→ WHAT THIS TASK INVOLVES
Starting with the line that contains "What does this", copy each line exactly through the end of the listing, and omit all pictures.
-- RECORDS FOR THIS TASK start --
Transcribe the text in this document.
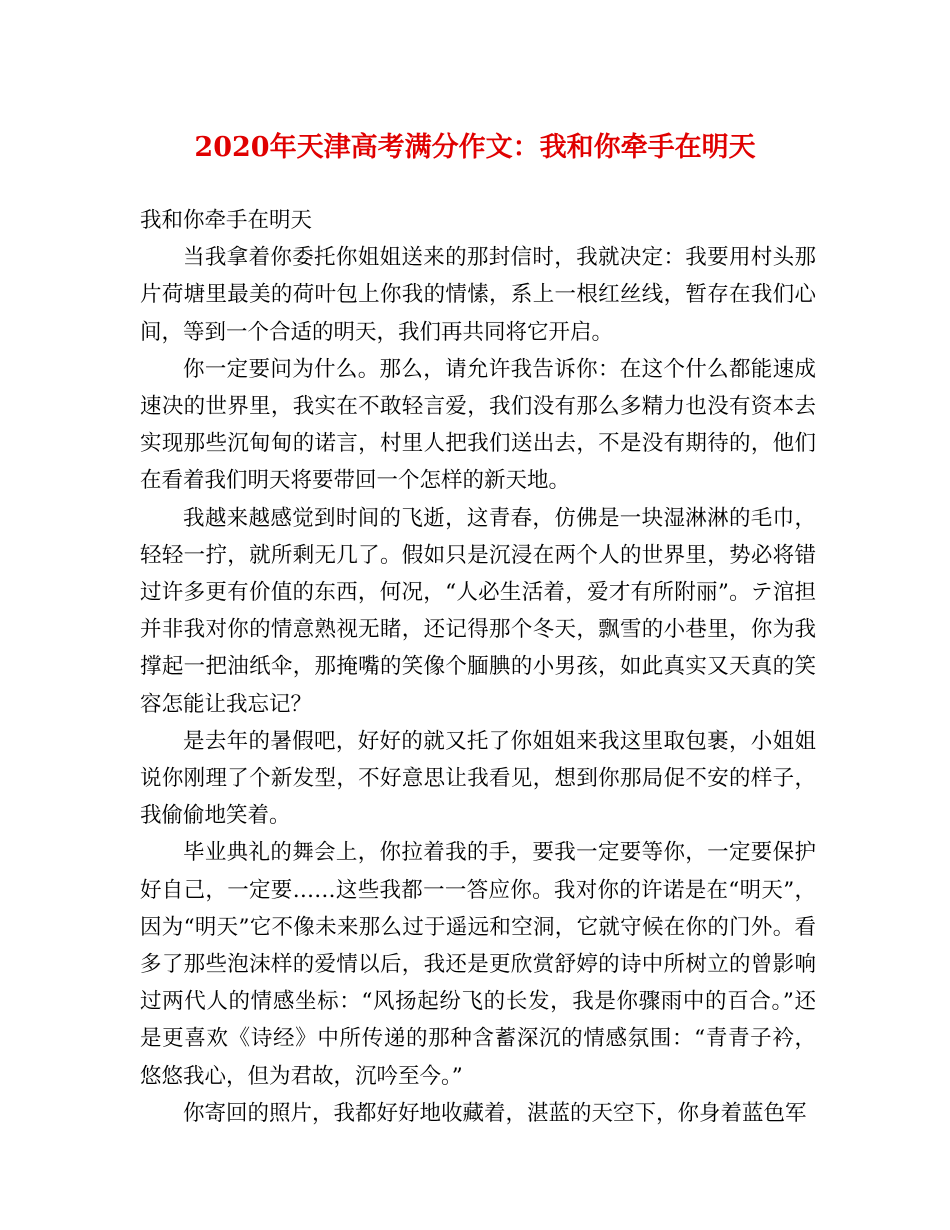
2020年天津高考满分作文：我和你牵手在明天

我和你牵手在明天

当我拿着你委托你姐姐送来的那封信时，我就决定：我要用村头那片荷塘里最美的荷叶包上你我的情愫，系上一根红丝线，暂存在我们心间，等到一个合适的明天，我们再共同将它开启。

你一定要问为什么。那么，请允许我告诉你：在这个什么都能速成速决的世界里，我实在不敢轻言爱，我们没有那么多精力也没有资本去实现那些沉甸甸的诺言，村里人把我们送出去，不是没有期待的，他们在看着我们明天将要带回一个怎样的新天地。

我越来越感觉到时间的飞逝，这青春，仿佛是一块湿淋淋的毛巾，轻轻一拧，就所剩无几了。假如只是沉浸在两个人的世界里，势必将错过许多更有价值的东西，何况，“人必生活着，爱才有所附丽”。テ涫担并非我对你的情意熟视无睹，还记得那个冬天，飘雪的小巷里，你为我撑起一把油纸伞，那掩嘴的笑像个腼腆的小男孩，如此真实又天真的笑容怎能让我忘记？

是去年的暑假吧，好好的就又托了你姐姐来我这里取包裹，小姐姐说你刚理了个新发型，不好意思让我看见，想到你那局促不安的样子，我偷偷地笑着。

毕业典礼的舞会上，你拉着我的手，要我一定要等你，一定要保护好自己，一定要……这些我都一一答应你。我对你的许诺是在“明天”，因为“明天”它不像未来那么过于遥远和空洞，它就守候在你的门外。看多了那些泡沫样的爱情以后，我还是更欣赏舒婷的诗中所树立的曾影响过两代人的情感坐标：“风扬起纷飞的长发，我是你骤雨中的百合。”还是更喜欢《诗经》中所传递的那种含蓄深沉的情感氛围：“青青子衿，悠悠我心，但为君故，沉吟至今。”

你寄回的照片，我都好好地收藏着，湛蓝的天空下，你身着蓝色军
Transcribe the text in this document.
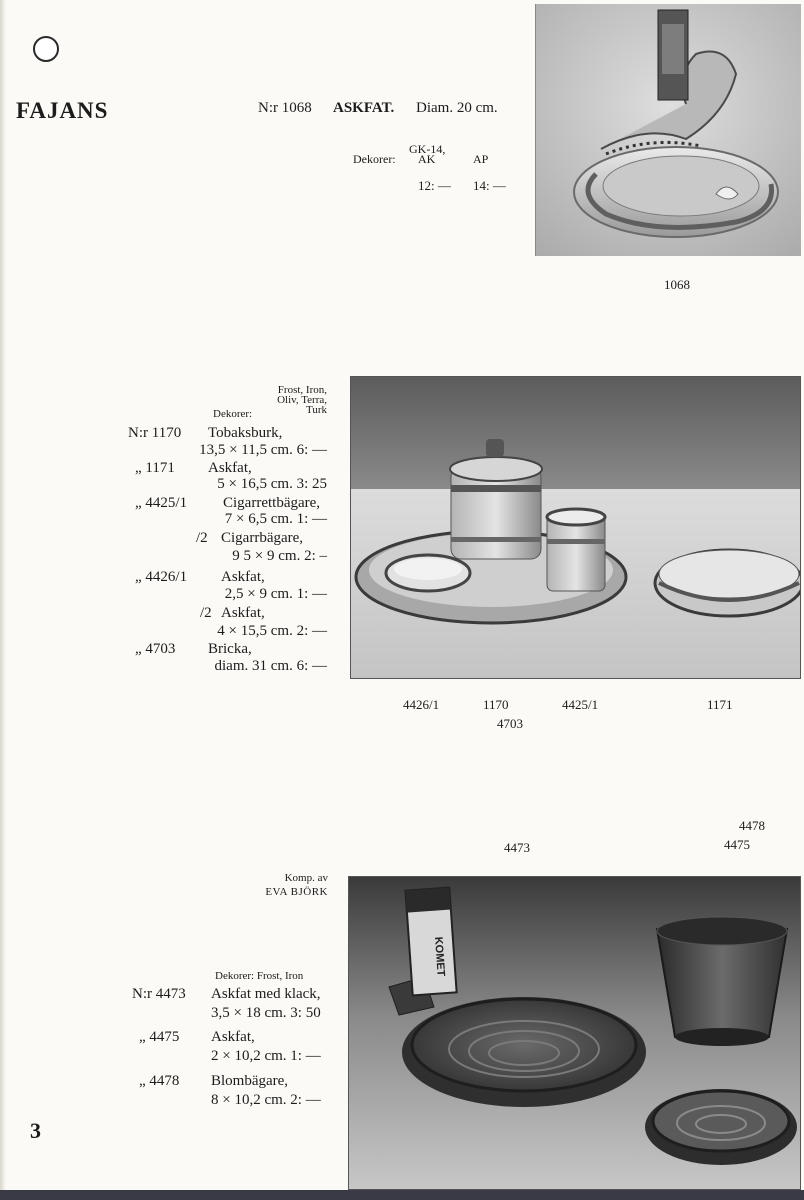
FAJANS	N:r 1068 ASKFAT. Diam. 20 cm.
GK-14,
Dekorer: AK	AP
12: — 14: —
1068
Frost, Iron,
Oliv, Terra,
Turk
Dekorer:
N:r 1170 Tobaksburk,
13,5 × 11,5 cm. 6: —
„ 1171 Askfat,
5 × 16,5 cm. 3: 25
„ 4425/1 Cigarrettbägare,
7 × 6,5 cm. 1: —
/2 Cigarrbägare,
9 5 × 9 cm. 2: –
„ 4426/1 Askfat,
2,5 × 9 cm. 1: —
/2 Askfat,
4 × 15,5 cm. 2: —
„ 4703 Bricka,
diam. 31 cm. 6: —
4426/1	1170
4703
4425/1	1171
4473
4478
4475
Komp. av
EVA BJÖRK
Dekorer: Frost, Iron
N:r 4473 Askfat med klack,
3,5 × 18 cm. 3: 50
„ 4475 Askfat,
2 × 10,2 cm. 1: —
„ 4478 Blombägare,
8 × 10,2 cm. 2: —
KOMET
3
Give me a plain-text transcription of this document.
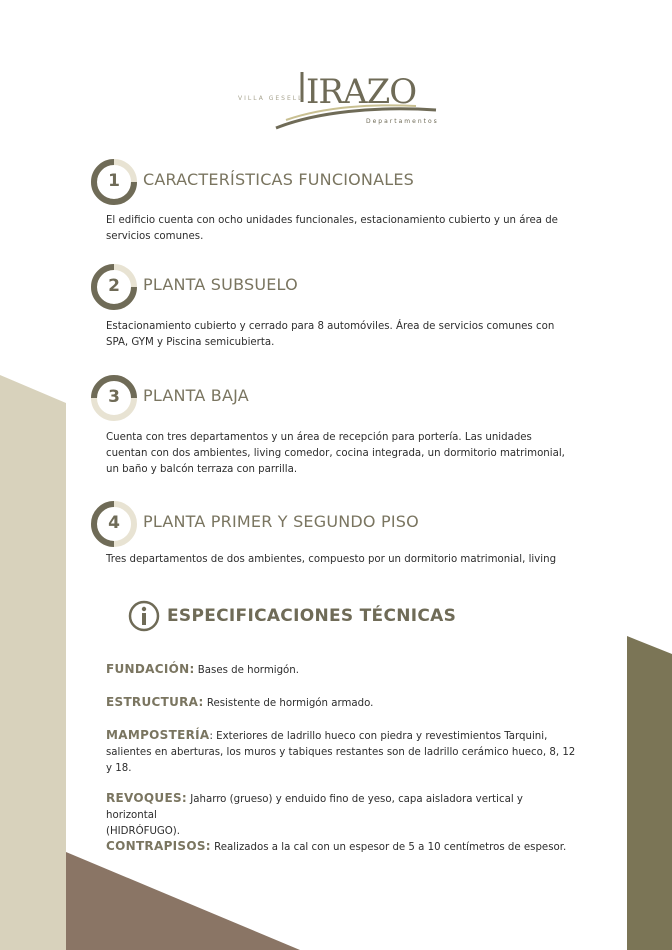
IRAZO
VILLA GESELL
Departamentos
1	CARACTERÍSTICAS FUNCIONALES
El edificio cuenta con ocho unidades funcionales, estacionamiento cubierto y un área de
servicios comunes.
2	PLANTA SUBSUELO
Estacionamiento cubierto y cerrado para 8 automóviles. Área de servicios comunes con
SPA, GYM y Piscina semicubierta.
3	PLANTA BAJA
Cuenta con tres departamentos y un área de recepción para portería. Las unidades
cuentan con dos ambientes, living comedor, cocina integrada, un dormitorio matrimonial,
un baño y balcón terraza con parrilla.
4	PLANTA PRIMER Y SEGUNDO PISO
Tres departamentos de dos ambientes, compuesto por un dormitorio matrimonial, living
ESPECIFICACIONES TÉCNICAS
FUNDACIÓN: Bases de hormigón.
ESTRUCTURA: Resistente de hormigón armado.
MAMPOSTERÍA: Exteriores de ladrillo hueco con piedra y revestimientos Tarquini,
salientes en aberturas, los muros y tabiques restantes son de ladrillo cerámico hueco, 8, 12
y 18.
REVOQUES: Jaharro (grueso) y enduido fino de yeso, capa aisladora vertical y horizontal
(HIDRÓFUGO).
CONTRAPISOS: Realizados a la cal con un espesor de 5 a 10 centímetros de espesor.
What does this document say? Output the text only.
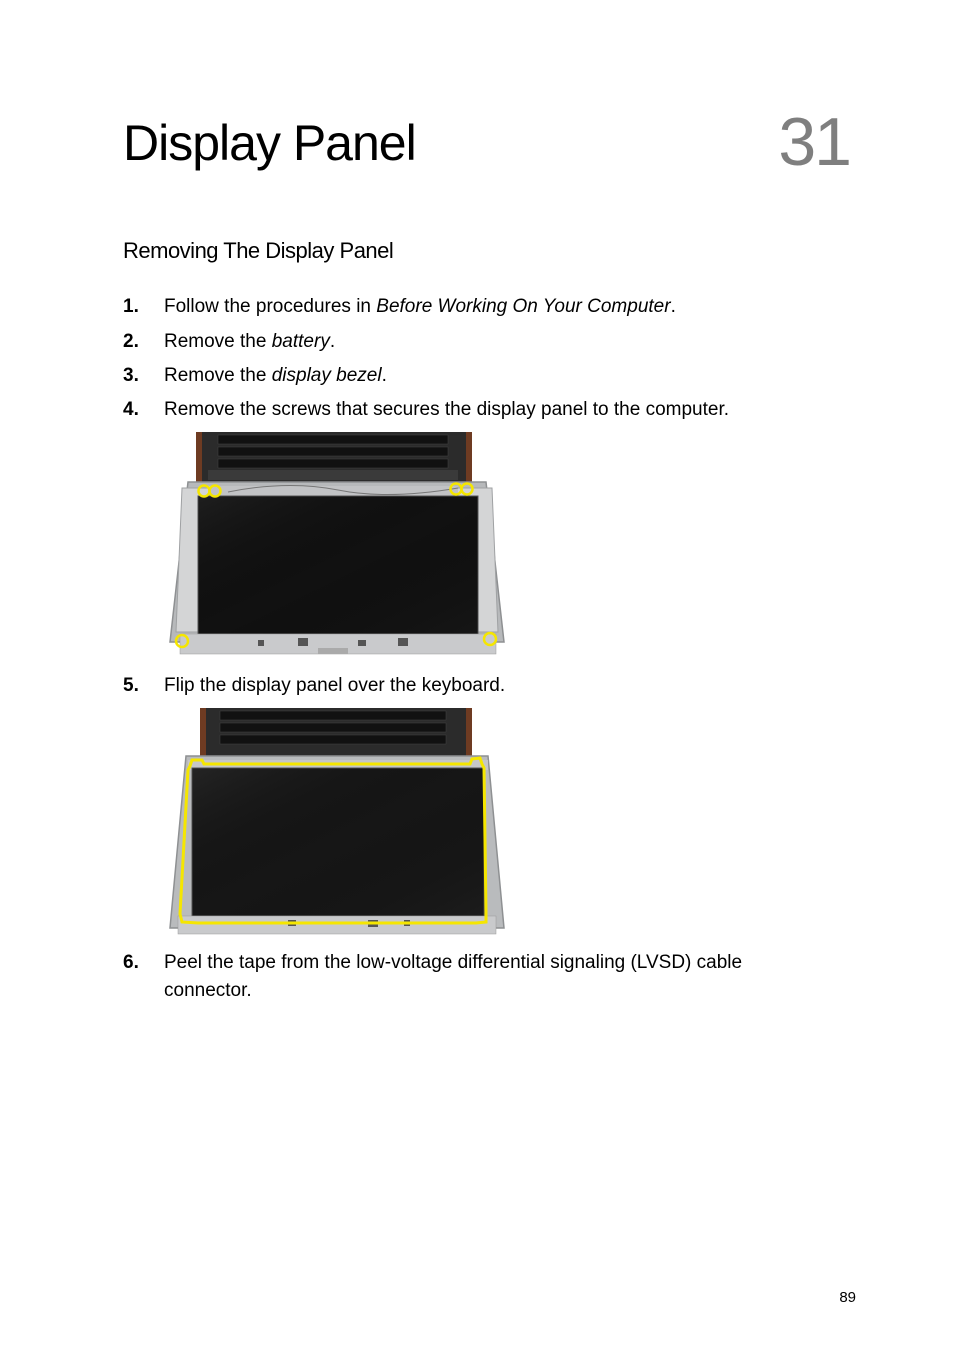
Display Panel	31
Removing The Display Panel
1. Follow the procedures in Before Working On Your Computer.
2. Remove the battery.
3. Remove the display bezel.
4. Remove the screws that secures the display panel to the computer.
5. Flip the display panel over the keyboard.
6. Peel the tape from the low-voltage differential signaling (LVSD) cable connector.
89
-- RECORDS FOR THIS TASK end --
→ SOLUTION
What does this document say? Output the text only.
Display Panel	31
Removing The Display Panel
1. Follow the procedures in Before Working On Your Computer.
2. Remove the battery.
3. Remove the display bezel.
4. Remove the screws that secures the display panel to the computer.
5. Flip the display panel over the keyboard.
6. Peel the tape from the low-voltage differential signaling (LVSD) cable connector.
89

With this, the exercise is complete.